▶ **Challenge**:
A single number is the answer here: how many lines of the entries contain "intellectual"?

▶ **Exercise data**:
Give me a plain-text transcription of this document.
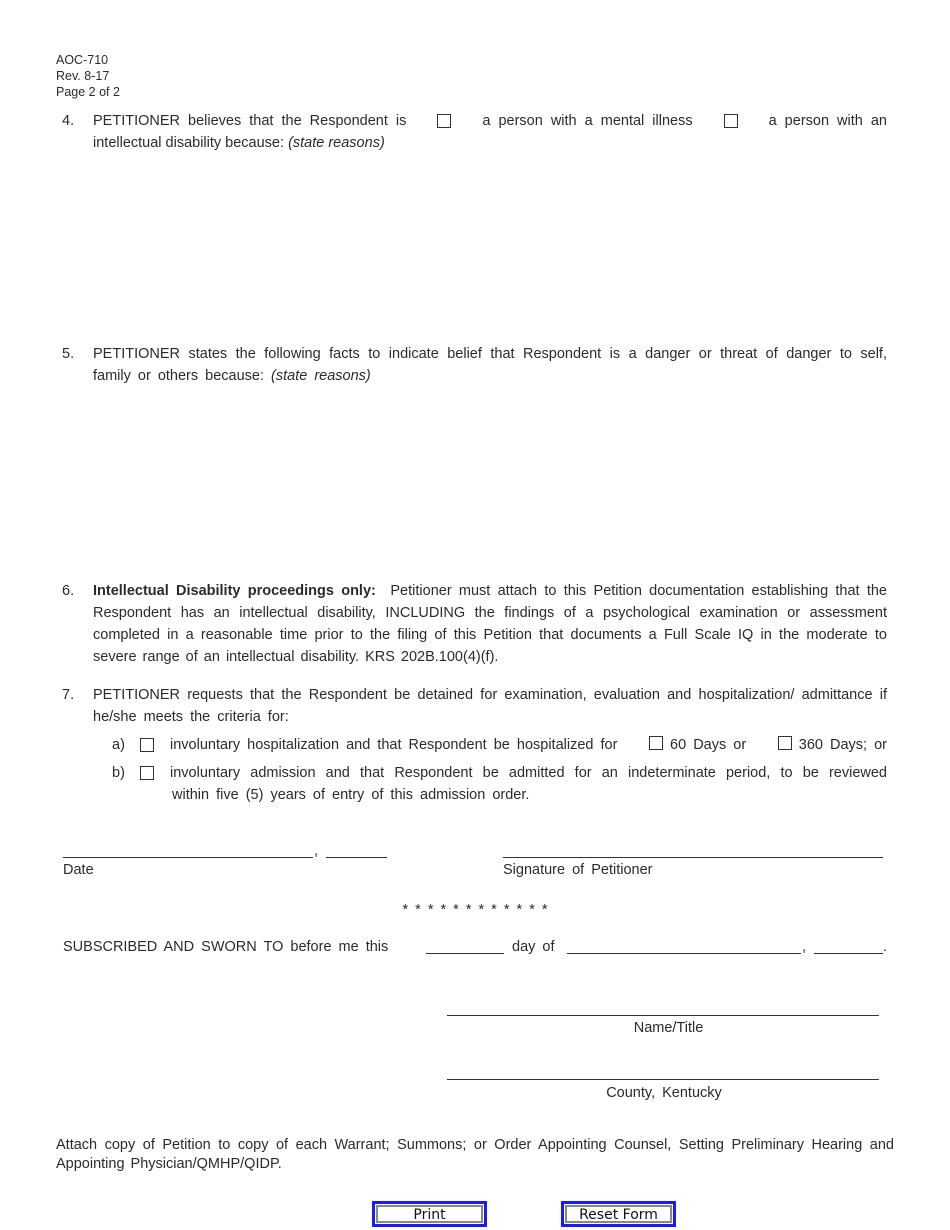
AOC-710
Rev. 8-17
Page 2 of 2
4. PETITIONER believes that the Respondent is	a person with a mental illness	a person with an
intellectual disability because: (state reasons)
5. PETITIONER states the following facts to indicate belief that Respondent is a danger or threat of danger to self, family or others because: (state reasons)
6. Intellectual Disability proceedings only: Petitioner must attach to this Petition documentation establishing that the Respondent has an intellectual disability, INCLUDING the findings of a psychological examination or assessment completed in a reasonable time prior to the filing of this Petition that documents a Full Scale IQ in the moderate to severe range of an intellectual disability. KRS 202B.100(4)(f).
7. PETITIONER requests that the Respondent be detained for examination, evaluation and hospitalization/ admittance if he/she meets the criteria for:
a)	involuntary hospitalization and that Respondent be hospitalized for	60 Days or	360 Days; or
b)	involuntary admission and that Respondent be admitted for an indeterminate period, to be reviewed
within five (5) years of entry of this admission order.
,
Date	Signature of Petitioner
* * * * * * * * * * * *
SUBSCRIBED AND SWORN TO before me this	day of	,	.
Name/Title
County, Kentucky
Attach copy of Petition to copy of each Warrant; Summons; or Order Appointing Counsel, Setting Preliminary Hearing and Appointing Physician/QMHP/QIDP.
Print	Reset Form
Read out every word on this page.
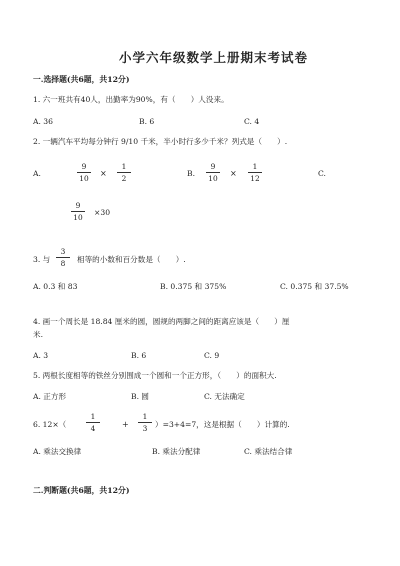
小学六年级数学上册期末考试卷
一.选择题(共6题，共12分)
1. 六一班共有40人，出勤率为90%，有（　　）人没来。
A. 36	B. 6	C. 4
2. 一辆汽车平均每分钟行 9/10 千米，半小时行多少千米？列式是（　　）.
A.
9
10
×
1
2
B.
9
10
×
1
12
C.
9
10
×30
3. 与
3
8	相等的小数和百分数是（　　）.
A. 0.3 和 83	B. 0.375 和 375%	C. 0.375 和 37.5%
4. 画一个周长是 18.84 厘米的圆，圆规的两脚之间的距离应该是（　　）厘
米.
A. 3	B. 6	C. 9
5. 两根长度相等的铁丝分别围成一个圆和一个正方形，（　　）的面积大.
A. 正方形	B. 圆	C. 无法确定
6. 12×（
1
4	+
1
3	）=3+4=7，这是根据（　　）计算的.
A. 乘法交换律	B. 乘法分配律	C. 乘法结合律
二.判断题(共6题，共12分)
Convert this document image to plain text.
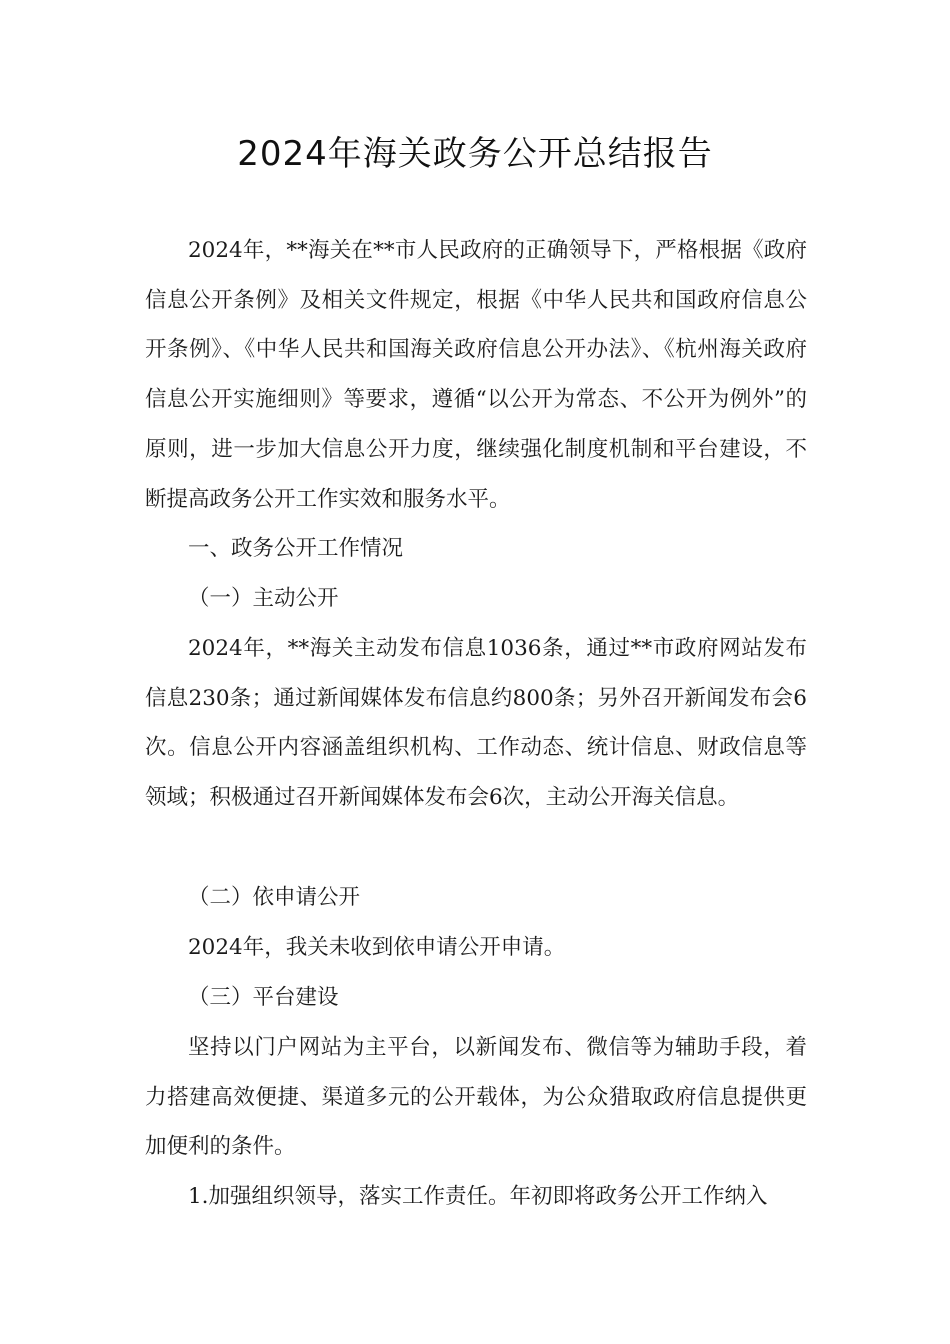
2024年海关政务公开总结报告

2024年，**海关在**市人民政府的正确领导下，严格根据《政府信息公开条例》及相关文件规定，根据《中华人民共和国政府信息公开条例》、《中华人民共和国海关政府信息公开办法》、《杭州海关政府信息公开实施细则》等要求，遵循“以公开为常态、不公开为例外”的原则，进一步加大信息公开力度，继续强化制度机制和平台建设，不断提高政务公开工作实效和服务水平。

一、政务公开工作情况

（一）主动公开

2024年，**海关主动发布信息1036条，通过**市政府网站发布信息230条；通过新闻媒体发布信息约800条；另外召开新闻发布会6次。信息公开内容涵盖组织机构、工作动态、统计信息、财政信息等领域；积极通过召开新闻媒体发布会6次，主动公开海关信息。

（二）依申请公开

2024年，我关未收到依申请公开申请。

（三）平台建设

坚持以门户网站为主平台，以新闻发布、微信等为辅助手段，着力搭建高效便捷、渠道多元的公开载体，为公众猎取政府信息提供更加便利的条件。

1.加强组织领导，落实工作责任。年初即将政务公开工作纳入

▶ **Result of the exercise**:
2